## Aim of the task
Would you output the whole listing below, exactly as it reads?

## Dataset content
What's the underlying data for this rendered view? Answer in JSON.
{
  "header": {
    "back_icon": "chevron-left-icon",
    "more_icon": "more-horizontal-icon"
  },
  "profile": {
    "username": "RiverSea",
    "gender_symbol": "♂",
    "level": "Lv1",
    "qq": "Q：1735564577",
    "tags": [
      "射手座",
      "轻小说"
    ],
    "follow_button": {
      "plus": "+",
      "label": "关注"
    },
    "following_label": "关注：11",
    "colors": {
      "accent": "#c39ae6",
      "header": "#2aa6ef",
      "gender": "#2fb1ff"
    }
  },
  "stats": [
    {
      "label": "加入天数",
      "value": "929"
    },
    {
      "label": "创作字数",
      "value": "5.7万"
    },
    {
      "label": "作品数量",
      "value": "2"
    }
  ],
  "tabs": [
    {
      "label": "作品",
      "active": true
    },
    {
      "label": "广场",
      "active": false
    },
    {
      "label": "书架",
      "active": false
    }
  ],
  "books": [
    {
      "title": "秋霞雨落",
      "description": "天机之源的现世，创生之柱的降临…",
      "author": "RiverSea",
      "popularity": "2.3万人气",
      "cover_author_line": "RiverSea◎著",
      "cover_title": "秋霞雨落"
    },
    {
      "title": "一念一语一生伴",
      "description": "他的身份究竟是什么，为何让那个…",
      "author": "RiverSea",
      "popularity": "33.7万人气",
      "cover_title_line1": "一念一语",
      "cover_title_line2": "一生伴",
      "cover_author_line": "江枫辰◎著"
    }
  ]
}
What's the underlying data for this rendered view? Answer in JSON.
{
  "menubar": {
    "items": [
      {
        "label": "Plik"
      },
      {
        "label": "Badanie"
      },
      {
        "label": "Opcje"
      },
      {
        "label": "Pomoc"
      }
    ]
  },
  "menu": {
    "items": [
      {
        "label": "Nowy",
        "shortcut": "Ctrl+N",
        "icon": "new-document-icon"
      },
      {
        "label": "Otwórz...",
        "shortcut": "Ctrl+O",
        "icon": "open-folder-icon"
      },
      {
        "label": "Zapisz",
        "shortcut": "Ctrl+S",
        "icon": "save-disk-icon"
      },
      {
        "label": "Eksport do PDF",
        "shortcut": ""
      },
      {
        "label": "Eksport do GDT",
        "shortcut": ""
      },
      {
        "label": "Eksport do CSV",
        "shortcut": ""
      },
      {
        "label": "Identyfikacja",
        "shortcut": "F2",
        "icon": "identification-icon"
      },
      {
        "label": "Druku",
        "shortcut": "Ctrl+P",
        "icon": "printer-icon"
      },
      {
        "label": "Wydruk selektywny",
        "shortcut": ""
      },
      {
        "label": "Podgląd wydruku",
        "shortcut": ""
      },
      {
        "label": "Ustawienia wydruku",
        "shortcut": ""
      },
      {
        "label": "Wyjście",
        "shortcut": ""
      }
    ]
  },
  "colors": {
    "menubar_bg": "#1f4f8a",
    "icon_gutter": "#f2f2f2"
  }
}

## Completed task
What's the underlying data for this rendered view? Answer in JSON.
{
  "header": {
    "back_icon": "chevron-left-icon",
    "more_icon": "more-horizontal-icon"
  },
  "profile": {
    "username": "RiverSea",
    "gender_symbol": "♂",
    "level": "Lv1",
    "qq": "Q：1735564577",
    "tags": [
      "射手座",
      "轻小说"
    ],
    "follow_button": {
      "plus": "+",
      "label": "关注"
    },
    "following_label": "关注：11",
    "colors": {
      "accent": "#c39ae6",
      "header": "#2aa6ef",
      "gender": "#2fb1ff"
    }
  },
  "stats": [
    {
      "label": "加入天数",
      "value": "929"
    },
    {
      "label": "创作字数",
      "value": "5.7万"
    },
    {
      "label": "作品数量",
      "value": "2"
    }
  ],
  "tabs": [
    {
      "label": "作品",
      "active": true
    },
    {
      "label": "广场",
      "active": false
    },
    {
      "label": "书架",
      "active": false
    }
  ],
  "books": [
    {
      "title": "秋霞雨落",
      "description": "天机之源的现世，创生之柱的降临…",
      "author": "RiverSea",
      "popularity": "2.3万人气",
      "cover_author_line": "RiverSea◎著",
      "cover_title": "秋霞雨落"
    },
    {
      "title": "一念一语一生伴",
      "description": "他的身份究竟是什么，为何让那个…",
      "author": "RiverSea",
      "popularity": "33.7万人气",
      "cover_title_line1": "一念一语",
      "cover_title_line2": "一生伴",
      "cover_author_line": "江枫辰◎著"
    }
  ]
}
What's the underlying data for this rendered view? Answer in JSON.
{
  "menubar": {
    "items": [
      {
        "label": "Plik"
      },
      {
        "label": "Badanie"
      },
      {
        "label": "Opcje"
      },
      {
        "label": "Pomoc"
      }
    ]
  },
  "menu": {
    "items": [
      {
        "label": "Nowy",
        "shortcut": "Ctrl+N",
        "icon": "new-document-icon"
      },
      {
        "label": "Otwórz...",
        "shortcut": "Ctrl+O",
        "icon": "open-folder-icon"
      },
      {
        "label": "Zapisz",
        "shortcut": "Ctrl+S",
        "icon": "save-disk-icon"
      },
      {
        "label": "Eksport do PDF",
        "shortcut": ""
      },
      {
        "label": "Eksport do GDT",
        "shortcut": ""
      },
      {
        "label": "Eksport do CSV",
        "shortcut": ""
      },
      {
        "label": "Identyfikacja",
        "shortcut": "F2",
        "icon": "identification-icon"
      },
      {
        "label": "Druku",
        "shortcut": "Ctrl+P",
        "icon": "printer-icon"
      },
      {
        "label": "Wydruk selektywny",
        "shortcut": ""
      },
      {
        "label": "Podgląd wydruku",
        "shortcut": ""
      },
      {
        "label": "Ustawienia wydruku",
        "shortcut": ""
      },
      {
        "label": "Wyjście",
        "shortcut": ""
      }
    ]
  },
  "colors": {
    "menubar_bg": "#1f4f8a",
    "icon_gutter": "#f2f2f2"
  }
}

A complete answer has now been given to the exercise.